● **TEXT FOR ANALYSIS**
+ + + + +

Protective Effects of Pyridoxamine Supplementation in the Early Stages of Diet-Induced Kidney Dysfunction

1Department of Drug Science and Technology, University of Turin, Turin, Italy
2Department of Clinical and Biological Sciences, University of Turin, Turin, Italy
3Department of Molecular Biotechnology and Health Sciences, University of Turin, Turin, Italy

Correspondence should be addressed to R. Mastrocola; ti.otinu@alocortsam.alleaffar

Received 2 August 2017; Accepted 3 October 2017; Published 29 October 2017

Academic Editor: Goutam Ghosh Choudhury

Copyright © 2017 F. Chiazza et al. This is an open access article distributed under the Creative Commons Attribution License, which permits unrestricted use, distribution, and reproduction in any medium, provided the original work is properly cited.


Pyridoxamine, a structural analog of vitamin B6 that exerts antiglycative effects, has been proposed as supplementary approach in patients with initial diabetic nephropathy. However, the molecular mechanism(s) underlying its protective role has been so far slightly examined. C57Bl/6J mice were fed with a standard diet (SD) or a diet enriched in fat and fructose (HD) for 12 weeks. After 3 weeks, two subgroups of SD and HD mice started pyridoxamine supplementation (150 mg/kg/day) in the drinking water. HD fed mice showed increased body weight and impaired glucose tolerance, whereas pyridoxamine administration significantly improved insulin sensitivity, but not body weight, and reduced diet-induced increase in serum creatinine and urine albumin. Kidney morphology of HD fed mice showed strong vacuolar degeneration and loss of tubule brush border, associated with a drastic increase in both advanced glycation end products (AGEs) and AGEs receptor (RAGE). These effects were significantly counteracted by pyridoxamine, with consequent reduction of the diet-induced overactivation of NF-kB and Rho/ROCK pathways. Overall, the present study demonstrates for the first time that the administration of the antiglycative compound pyridoxamine can reduce the early stages of diet-dependent kidney injury and dysfunction by interfering at many levels with the profibrotic signaling and inflammatory cascades.

+ + + + +

● **LISTED RECORDS**
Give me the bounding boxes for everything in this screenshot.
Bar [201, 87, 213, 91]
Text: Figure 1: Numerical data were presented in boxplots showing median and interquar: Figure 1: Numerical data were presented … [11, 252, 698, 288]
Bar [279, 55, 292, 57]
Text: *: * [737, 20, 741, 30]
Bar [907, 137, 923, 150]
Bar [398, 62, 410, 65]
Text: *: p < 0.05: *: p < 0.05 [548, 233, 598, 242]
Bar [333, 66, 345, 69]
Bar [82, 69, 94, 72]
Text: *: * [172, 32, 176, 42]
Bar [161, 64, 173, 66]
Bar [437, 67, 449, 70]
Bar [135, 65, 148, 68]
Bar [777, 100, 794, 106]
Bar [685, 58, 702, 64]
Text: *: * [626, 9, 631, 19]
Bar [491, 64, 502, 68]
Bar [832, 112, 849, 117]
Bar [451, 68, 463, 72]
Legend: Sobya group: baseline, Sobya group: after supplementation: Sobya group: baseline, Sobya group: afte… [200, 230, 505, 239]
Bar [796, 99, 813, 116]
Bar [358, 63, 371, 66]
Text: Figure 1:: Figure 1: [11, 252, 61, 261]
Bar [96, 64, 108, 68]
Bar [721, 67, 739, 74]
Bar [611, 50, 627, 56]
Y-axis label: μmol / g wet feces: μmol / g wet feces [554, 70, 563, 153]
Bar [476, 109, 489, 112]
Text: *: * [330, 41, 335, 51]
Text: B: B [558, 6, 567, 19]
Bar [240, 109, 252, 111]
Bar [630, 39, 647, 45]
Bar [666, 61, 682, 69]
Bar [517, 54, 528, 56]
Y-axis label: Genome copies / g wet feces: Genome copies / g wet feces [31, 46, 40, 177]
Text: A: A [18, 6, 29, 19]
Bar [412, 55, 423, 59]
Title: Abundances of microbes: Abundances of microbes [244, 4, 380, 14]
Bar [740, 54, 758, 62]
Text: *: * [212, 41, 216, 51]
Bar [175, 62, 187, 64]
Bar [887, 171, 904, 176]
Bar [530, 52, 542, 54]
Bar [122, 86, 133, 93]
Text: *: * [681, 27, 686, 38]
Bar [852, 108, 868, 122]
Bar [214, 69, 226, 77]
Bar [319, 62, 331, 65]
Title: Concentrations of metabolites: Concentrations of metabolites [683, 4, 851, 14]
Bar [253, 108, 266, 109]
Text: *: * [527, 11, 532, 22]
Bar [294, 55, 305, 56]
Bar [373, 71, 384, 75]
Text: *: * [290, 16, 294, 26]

+ + + + +

● **YOUR TASKS**
- a) According to the pyridoxamine study text, what daily dose of pyridoxamine did the supplemented mice receive?
- b) Rewrite the pyridoxamine study text between "Copyright © 2017" and "is properly cited.", inclusive, replacing "unrestricted" with "unlimited".

● **ANSWERS BY ITEM**
- a) 150 mg/kg/day, given in the drinking water.

- b)
Copyright © 2017 F. Chiazza et al. This is an open access article distributed under the Creative Commons Attribution License, which permits unlimited use, distribution, and reproduction in any medium, provided the original work is properly cited.